[Rows from a dataset]
+--
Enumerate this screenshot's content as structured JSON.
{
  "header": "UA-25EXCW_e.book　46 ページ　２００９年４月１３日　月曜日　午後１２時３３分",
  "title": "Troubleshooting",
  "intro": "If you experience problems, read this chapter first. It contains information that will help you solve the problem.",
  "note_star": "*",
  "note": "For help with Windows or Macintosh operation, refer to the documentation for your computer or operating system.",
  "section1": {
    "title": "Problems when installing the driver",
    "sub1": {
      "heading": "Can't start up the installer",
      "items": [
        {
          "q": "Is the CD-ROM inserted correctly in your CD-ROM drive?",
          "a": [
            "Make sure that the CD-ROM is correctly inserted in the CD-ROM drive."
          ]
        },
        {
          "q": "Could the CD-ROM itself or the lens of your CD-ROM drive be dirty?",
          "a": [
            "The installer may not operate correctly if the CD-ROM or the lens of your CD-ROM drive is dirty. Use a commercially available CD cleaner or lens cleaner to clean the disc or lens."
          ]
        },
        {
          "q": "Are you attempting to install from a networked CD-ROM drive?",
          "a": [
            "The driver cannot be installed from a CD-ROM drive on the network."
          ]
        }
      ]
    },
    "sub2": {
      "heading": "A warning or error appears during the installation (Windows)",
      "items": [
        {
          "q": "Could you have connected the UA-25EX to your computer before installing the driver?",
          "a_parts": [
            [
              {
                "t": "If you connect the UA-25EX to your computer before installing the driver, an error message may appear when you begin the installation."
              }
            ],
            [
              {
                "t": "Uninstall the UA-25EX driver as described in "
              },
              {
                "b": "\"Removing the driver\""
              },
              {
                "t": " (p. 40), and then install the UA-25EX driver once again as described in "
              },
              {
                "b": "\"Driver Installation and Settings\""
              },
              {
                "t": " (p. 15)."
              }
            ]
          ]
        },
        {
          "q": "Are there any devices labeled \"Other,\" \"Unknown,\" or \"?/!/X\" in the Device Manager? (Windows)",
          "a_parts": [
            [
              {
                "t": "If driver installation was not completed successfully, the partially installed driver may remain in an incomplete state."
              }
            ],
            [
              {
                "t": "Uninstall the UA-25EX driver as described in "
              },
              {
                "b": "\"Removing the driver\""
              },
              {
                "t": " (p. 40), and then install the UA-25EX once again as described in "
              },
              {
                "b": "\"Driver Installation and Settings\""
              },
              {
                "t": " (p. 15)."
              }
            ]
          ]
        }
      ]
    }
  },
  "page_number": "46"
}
+--
WRITTEN REQUEST →
Copy out each line of the data where the string "your" appears.

ANSWER TO THE TASK →
  "note": "For help with Windows or Macintosh operation, refer to the documentation for your computer or operating system.",
          "q": "Is the CD-ROM inserted correctly in your CD-ROM drive?",
          "q": "Could the CD-ROM itself or the lens of your CD-ROM drive be dirty?",
            "The installer may not operate correctly if the CD-ROM or the lens of your CD-ROM drive is dirty. Use a commercially available CD cleaner or lens cleaner to clean the disc or lens."
          "q": "Could you have connected the UA-25EX to your computer before installing the driver?",
                "t": "If you connect the UA-25EX to your computer before installing the driver, an error message may appear when you begin the installation."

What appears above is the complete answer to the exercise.